Data supplied:
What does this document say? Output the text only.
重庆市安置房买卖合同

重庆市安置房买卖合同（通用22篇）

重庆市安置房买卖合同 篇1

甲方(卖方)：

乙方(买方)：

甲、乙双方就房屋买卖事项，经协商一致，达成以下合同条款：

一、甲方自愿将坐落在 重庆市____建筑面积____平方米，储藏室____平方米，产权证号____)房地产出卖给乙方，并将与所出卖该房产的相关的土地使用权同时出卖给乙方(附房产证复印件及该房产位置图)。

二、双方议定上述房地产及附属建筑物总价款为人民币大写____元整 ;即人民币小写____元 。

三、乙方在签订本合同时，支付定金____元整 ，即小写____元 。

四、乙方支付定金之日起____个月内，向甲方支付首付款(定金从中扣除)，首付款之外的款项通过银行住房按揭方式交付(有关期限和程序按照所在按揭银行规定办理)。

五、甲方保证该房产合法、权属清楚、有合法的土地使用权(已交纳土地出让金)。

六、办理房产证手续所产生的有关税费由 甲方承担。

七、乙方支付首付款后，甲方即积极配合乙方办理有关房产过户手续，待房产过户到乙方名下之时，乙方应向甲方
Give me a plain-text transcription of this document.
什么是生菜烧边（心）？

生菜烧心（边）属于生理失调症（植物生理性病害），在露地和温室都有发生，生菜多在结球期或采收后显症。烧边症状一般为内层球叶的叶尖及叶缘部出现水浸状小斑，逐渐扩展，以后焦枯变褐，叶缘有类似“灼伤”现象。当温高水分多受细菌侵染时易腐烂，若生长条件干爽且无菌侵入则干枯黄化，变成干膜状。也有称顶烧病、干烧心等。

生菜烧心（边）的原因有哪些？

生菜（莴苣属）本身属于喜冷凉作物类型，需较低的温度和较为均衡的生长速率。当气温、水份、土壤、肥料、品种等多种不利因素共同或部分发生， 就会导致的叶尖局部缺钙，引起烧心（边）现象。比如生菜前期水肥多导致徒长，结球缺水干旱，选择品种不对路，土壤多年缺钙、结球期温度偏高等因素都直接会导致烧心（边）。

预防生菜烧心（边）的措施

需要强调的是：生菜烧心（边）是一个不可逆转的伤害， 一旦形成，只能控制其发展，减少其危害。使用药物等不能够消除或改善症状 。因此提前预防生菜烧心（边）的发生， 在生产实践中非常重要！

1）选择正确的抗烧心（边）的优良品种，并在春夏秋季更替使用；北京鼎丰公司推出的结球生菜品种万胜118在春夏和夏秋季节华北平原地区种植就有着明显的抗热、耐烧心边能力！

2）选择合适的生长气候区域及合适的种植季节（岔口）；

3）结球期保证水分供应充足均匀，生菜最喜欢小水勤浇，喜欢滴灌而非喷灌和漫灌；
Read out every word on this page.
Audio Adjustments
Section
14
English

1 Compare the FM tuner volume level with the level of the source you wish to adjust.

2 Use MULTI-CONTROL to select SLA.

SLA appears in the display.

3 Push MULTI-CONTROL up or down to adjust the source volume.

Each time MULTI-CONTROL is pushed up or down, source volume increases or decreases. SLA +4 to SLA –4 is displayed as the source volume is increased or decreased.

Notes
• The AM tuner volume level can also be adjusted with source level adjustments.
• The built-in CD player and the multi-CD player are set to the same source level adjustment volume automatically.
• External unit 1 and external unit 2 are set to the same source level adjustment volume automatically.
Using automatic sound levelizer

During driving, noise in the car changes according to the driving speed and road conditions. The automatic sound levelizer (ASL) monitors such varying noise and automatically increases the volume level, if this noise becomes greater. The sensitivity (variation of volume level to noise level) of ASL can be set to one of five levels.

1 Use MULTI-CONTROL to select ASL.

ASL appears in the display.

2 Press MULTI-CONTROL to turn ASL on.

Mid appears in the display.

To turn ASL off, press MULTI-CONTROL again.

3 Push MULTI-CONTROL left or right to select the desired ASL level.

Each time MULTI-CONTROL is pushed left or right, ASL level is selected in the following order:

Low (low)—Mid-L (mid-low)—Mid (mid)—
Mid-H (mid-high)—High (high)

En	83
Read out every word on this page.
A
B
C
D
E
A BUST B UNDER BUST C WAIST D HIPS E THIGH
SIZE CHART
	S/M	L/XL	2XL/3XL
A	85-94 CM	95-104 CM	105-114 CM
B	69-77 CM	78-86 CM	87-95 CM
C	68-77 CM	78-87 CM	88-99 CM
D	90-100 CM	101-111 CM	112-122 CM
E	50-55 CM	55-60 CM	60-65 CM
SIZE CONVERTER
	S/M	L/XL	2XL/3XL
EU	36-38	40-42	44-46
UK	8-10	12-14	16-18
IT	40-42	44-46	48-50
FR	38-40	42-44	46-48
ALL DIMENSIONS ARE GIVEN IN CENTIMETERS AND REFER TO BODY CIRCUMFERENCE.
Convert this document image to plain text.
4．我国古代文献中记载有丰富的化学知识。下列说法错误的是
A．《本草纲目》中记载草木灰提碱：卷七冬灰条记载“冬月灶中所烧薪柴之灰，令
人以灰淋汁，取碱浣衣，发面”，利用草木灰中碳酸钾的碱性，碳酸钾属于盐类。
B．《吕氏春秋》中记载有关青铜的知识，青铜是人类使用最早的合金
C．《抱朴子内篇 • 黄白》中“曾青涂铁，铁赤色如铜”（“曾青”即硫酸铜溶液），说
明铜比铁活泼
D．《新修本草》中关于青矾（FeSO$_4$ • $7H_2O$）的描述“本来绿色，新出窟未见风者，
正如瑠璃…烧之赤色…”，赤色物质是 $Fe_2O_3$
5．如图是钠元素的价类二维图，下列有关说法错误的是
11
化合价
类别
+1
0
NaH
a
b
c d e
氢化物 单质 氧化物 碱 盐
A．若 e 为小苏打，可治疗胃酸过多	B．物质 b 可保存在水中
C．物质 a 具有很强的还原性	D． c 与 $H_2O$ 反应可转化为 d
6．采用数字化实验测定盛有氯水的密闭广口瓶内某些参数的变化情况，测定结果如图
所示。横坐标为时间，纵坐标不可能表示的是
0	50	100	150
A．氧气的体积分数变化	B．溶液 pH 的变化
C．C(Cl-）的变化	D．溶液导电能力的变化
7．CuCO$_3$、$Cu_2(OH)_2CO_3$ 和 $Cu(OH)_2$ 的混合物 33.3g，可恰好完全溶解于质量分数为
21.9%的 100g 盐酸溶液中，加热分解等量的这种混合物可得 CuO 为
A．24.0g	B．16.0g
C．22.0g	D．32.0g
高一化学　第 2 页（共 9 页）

Brief: The lines above form a set of records; determine how many of them contain the string "CONTROL" and give that number alone.

The completed task: 8